** start **

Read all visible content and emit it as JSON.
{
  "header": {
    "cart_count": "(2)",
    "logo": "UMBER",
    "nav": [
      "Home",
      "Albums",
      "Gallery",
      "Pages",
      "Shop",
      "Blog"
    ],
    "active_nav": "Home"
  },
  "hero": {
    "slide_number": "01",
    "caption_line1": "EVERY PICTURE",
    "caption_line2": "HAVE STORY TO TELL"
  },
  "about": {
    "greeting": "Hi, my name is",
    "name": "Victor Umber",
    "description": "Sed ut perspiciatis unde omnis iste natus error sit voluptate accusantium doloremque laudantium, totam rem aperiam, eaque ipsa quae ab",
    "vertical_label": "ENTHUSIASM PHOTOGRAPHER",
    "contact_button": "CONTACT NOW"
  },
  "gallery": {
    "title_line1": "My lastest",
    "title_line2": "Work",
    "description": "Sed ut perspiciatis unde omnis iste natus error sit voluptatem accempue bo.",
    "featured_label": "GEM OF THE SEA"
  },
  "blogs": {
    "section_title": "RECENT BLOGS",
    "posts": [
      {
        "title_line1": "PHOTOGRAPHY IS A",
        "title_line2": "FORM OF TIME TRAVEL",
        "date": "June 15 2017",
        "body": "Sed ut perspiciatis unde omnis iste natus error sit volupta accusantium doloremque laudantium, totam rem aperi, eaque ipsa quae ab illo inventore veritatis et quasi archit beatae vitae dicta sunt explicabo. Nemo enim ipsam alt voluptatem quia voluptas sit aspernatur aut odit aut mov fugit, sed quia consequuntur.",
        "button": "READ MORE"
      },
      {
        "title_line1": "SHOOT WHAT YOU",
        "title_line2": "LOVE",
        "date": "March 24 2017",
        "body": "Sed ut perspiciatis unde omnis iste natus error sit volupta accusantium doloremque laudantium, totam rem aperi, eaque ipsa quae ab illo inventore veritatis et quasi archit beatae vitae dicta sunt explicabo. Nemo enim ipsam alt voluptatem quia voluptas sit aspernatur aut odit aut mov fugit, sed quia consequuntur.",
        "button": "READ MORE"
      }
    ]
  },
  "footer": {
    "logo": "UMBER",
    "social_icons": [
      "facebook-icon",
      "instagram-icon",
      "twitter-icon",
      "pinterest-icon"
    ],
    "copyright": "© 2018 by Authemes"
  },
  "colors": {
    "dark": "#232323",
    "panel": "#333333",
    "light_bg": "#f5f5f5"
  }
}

** end **

- The problem
Every entry must be retyped in full, exactly as given.

- Reply
Read all visible content and emit it as JSON.
{
  "header": {
    "cart_count": "(2)",
    "logo": "UMBER",
    "nav": [
      "Home",
      "Albums",
      "Gallery",
      "Pages",
      "Shop",
      "Blog"
    ],
    "active_nav": "Home"
  },
  "hero": {
    "slide_number": "01",
    "caption_line1": "EVERY PICTURE",
    "caption_line2": "HAVE STORY TO TELL"
  },
  "about": {
    "greeting": "Hi, my name is",
    "name": "Victor Umber",
    "description": "Sed ut perspiciatis unde omnis iste natus error sit voluptate accusantium doloremque laudantium, totam rem aperiam, eaque ipsa quae ab",
    "vertical_label": "ENTHUSIASM PHOTOGRAPHER",
    "contact_button": "CONTACT NOW"
  },
  "gallery": {
    "title_line1": "My lastest",
    "title_line2": "Work",
    "description": "Sed ut perspiciatis unde omnis iste natus error sit voluptatem accempue bo.",
    "featured_label": "GEM OF THE SEA"
  },
  "blogs": {
    "section_title": "RECENT BLOGS",
    "posts": [
      {
        "title_line1": "PHOTOGRAPHY IS A",
        "title_line2": "FORM OF TIME TRAVEL",
        "date": "June 15 2017",
        "body": "Sed ut perspiciatis unde omnis iste natus error sit volupta accusantium doloremque laudantium, totam rem aperi, eaque ipsa quae ab illo inventore veritatis et quasi archit beatae vitae dicta sunt explicabo. Nemo enim ipsam alt voluptatem quia voluptas sit aspernatur aut odit aut mov fugit, sed quia consequuntur.",
        "button": "READ MORE"
      },
      {
        "title_line1": "SHOOT WHAT YOU",
        "title_line2": "LOVE",
        "date": "March 24 2017",
        "body": "Sed ut perspiciatis unde omnis iste natus error sit volupta accusantium doloremque laudantium, totam rem aperi, eaque ipsa quae ab illo inventore veritatis et quasi archit beatae vitae dicta sunt explicabo. Nemo enim ipsam alt voluptatem quia voluptas sit aspernatur aut odit aut mov fugit, sed quia consequuntur.",
        "button": "READ MORE"
      }
    ]
  },
  "footer": {
    "logo": "UMBER",
    "social_icons": [
      "facebook-icon",
      "instagram-icon",
      "twitter-icon",
      "pinterest-icon"
    ],
    "copyright": "© 2018 by Authemes"
  },
  "colors": {
    "dark": "#232323",
    "panel": "#333333",
    "light_bg": "#f5f5f5"
  }
}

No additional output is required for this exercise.